--- TEXT SHOWN ---
What's striking is that, far from ripping off another company's groundbreaking technology, CapitalBio has done all of its R&D in-house and has come up with products and processes that are both innovative and competitively priced. Cheng says its laser scanner undercuts its rivals by 50%. In many ways, CapitalBio represents a template for China's R&D future: just as companies have used China's huge pools of labor to turn the country into the workshop of the world, so too can they take advantage of the nation's enormous supply of cheap but talented engineers and scientists.
And take advantage they are. About half an hour from the science park where CapitalBio's headquarters is located, the scene at the Beijing Genomics Institute could hardly be more different. Instead of working out of a gleaming, glass-sheathed building, Beijing Genomics sits in a dingy, badly lit structure in a 5-year-old industrial park. Nonetheless, it houses 400 researchers, and one of the most powerful nonmilitary supercomputing centers in China. Like CapitalBio, Beijing Genomics started as a pure research organizationit was one of the key players in China's 2001 decoding of the rice genome. Since then, it too has veered into the commercial world, and it's also now poised to benefit from the next big change in medical diagnostics: the rollout of small-scale genetic sequencing kits to hospitals all over the developed world. Industry experts, such as former Harvard director Enriquez, expect gene sequencing to experience a revolution akin to what the PC meant to the computer industry: as the cost of computing drops, more powerful machines will end up in the hands of millions of medical professionals at hospitals, so that they can, for example, "find the genetic background of certain hereditary diseases in a patient, or even infectious diseases like HIV," says Darren Cai, a former Booz Allen Hamilton consultant who is a vice president at Beijing Genomics. "We think this gives us a great opportunity."
Life sciences are not the only area where Chinese research is leading to commercial success. Telecommunications is another, and it's not Chinese companies doing the heavy R&D lifting here but foreign multinationals. In the late 1990s, fear of IP theft in China seemed an insuperable stumbling block. But the explosive growth of China's telecom market and the success of foreign companies like Nokia in tapping it forced their hand. Or rather, the Chinese government forced it. According to Nokia China president David Ho, the government "came to us and said, 'You've been so successful manufacturing in China that it would be good if you increased your R&D effort here.'" Nokia got the message that it should view the country not just as a cheap manufacturing site but as a source of technological expertise. The firm now does 40% of its global R&D for the cell-phone business in its Beijing research center. Just last month, its researchers there unveiled a new system that significantly boosts the speed and capacity of Nokia's cell-phone network to handle huge chunks of data. "In two to three years this market may be Nokia's biggest overall," says Ho. "For us it wouldn't make sense not to do real R&D here."
Because of persistent piracy worries, that's not a faith yet shared by many multinationals. Piracy, skeptics believe, may be the one thing that could derailor, at least, dentthe economic miracle. Perhaps so, says CapitalBio's Jing Cheng, but not in his industry. Eating his lunch in a cafeteria overlooking the liver-shaped lake, Cheng is the picture of optimism. Because of what's going on in life sciences, he says, "it's very possible that in our lifetimes we'll find a cure for cancer." He pauses, then smiles. "And maybe we'll do it right here in China."
--- GIVEN ENTRIES ---
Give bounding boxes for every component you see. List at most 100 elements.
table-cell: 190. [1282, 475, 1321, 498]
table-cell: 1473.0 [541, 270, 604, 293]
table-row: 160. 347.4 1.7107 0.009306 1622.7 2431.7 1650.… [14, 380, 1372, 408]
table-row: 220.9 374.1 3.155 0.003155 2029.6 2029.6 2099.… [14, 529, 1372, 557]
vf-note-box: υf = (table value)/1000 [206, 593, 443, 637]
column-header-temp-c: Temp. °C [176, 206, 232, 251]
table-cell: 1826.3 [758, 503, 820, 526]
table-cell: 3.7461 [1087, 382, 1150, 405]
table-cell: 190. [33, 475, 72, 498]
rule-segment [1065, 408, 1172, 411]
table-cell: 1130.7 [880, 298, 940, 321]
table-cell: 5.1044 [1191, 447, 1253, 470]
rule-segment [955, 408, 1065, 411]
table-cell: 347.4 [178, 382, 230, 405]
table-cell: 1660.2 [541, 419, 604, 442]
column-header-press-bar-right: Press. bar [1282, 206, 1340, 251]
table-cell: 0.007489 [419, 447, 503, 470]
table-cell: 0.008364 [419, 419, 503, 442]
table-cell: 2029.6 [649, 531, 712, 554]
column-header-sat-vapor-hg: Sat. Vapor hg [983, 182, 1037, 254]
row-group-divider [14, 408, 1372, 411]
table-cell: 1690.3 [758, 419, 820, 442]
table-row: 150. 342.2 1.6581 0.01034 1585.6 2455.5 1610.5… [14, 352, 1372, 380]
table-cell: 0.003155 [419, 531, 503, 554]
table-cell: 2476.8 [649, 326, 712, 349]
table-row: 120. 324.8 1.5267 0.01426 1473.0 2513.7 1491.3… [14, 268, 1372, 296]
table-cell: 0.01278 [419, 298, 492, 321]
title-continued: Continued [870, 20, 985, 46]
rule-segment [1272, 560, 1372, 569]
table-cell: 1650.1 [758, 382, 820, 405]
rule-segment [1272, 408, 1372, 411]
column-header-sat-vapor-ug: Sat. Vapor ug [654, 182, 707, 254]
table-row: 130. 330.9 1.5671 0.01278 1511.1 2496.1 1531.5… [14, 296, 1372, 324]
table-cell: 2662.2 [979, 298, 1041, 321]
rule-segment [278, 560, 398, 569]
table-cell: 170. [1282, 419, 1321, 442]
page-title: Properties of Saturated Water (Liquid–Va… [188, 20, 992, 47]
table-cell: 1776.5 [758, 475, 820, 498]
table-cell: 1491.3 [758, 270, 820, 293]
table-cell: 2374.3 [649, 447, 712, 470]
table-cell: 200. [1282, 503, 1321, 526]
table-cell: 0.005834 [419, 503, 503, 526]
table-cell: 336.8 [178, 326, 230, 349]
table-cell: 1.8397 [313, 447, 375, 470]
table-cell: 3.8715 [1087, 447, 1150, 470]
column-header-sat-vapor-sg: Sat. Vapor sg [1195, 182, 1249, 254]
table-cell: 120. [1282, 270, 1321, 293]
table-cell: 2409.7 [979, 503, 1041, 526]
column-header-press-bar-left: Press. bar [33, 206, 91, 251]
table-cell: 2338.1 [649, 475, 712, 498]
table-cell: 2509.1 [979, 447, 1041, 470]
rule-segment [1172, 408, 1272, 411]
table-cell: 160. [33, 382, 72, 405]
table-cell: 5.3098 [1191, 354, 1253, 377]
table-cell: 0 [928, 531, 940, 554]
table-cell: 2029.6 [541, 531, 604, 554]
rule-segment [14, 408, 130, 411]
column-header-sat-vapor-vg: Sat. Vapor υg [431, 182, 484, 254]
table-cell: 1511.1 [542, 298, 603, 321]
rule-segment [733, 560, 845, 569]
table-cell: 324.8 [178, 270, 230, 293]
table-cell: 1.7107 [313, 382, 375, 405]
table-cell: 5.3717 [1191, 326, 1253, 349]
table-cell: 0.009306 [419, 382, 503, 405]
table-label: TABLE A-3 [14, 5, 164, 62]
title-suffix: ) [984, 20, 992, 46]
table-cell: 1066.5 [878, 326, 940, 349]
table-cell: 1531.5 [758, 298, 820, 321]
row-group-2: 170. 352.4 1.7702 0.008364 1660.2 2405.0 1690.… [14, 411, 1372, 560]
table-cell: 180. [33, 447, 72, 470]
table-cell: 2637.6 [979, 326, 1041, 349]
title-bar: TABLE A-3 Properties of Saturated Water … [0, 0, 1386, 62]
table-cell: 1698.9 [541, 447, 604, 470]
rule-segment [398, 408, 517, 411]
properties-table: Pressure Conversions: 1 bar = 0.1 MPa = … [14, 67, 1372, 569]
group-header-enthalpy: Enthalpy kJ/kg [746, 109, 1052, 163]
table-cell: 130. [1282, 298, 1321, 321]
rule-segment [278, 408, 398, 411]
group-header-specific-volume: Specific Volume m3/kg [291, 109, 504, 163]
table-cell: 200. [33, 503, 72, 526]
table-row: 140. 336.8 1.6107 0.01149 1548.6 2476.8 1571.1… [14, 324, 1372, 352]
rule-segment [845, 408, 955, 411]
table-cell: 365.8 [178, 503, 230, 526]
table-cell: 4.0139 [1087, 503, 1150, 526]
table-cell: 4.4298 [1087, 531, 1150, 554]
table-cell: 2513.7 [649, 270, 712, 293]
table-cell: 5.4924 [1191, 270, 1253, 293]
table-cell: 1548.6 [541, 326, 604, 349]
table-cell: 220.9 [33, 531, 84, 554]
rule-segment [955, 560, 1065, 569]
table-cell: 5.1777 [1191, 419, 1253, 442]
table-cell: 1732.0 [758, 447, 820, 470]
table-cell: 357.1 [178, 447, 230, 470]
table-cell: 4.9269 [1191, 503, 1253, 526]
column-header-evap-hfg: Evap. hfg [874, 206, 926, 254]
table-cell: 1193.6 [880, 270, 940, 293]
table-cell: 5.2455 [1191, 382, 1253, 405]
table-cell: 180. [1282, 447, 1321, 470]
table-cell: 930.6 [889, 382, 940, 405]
---
=== PROBLEMS AND TASKS ===
A: In the text on research in China, duplicate the passage from "What's striking is" up to and including "engineers and scientists.".
B: According to the text on research in China, what share of its global research and development for the cell-phone business does Nokia now carry out at its Beijing research center?

=== TASK-BY-TASK OUTPUTS ===
A:
What's striking is that, far from ripping off another company's groundbreaking technology, CapitalBio has done all of its R&D in-house and has come up with products and processes that are both innovative and competitively priced. Cheng says its laser scanner undercuts its rivals by 50%. In many ways, CapitalBio represents a template for China's R&D future: just as companies have used China's huge pools of labor to turn the country into the workshop of the world, so too can they take advantage of the nation's enormous supply of cheap but talented engineers and scientists.

B: 40%